++++ Data supplied

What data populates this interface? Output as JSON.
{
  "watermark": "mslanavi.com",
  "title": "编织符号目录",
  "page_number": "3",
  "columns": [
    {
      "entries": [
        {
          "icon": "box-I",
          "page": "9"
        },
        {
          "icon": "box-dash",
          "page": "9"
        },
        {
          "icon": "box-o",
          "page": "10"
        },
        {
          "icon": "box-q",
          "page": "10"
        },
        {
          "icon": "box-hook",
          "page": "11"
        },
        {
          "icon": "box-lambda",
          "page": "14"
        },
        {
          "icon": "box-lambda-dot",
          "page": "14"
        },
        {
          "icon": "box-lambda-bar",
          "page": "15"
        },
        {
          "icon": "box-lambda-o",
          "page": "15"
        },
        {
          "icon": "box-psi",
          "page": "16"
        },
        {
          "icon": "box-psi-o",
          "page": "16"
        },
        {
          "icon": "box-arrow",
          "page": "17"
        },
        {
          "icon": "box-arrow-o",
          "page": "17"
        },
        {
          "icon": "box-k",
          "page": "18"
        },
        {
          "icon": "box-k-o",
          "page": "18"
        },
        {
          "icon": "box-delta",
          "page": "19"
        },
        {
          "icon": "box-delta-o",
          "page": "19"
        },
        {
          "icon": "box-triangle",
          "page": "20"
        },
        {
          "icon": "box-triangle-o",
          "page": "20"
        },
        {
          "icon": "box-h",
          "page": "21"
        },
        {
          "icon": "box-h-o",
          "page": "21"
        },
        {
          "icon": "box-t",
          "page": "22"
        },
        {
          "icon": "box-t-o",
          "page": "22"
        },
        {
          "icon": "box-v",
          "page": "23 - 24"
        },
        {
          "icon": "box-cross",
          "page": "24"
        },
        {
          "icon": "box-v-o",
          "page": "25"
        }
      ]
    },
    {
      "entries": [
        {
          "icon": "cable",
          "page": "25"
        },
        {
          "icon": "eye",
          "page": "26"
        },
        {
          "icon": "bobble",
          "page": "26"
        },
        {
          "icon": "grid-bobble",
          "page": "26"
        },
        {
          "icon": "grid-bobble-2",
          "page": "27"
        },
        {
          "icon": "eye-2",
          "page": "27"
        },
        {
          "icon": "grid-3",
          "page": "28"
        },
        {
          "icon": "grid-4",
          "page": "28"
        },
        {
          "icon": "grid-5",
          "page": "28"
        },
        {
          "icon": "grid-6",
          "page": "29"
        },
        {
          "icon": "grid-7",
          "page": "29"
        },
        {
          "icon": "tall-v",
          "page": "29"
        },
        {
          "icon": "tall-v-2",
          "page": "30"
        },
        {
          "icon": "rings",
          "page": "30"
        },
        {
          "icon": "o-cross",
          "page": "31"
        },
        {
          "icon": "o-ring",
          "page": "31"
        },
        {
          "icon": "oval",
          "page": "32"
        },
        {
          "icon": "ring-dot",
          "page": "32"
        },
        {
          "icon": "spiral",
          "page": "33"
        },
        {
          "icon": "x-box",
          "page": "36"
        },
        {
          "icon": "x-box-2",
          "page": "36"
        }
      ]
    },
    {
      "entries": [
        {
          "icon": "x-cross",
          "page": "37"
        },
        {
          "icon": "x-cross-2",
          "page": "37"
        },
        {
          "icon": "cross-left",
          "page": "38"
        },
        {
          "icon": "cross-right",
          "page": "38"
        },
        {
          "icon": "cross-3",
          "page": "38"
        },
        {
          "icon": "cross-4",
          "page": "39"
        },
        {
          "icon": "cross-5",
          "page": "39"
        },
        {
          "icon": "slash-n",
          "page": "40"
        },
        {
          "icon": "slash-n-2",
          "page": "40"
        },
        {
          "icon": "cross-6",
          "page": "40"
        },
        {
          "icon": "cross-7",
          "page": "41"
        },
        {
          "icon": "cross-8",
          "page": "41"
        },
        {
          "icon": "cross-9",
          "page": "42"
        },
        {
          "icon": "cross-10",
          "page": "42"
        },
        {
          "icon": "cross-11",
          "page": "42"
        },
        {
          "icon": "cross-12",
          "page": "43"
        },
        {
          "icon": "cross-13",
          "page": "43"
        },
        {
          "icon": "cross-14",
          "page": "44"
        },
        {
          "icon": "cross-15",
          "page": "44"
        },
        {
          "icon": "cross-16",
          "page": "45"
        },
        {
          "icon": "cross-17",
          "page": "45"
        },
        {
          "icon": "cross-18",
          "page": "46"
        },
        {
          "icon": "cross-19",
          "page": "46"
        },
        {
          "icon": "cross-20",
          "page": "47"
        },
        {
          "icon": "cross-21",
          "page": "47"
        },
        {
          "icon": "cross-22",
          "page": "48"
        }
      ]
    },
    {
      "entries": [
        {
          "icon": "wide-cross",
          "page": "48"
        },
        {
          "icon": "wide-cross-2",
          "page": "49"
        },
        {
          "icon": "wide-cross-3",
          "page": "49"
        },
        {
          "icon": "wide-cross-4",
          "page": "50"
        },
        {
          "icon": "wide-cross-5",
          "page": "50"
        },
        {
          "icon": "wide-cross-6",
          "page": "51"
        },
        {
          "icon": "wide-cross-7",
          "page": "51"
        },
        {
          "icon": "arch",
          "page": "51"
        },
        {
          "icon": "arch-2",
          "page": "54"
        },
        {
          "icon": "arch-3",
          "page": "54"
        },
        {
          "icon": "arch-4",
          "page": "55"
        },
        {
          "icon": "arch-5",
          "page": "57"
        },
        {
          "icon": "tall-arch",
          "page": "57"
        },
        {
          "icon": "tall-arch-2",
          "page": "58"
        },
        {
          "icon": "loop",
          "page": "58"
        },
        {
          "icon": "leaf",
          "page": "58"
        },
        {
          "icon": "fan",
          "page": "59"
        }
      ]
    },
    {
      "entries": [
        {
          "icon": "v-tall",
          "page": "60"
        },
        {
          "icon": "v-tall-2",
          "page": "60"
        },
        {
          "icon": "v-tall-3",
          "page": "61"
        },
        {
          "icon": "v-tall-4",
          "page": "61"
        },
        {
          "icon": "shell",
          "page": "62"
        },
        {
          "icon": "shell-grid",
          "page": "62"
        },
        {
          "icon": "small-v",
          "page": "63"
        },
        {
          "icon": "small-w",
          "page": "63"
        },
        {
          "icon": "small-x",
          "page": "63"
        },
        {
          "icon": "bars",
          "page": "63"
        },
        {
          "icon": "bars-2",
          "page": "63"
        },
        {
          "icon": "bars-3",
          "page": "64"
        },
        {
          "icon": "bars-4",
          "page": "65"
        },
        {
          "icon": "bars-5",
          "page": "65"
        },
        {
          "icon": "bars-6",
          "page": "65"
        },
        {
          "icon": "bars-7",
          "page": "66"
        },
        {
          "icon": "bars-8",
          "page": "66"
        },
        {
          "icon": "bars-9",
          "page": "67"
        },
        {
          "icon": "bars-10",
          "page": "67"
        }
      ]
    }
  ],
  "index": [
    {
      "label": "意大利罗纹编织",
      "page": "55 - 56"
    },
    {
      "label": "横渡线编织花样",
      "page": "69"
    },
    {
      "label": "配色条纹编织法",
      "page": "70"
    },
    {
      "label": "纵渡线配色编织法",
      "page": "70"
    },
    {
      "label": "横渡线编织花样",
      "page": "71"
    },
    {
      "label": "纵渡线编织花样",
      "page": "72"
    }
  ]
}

++++++++

__Exercise task__: Establish how many lines of the material above hold the word "arch". Nothing but the count should be returned.

__Finished exercise__: 7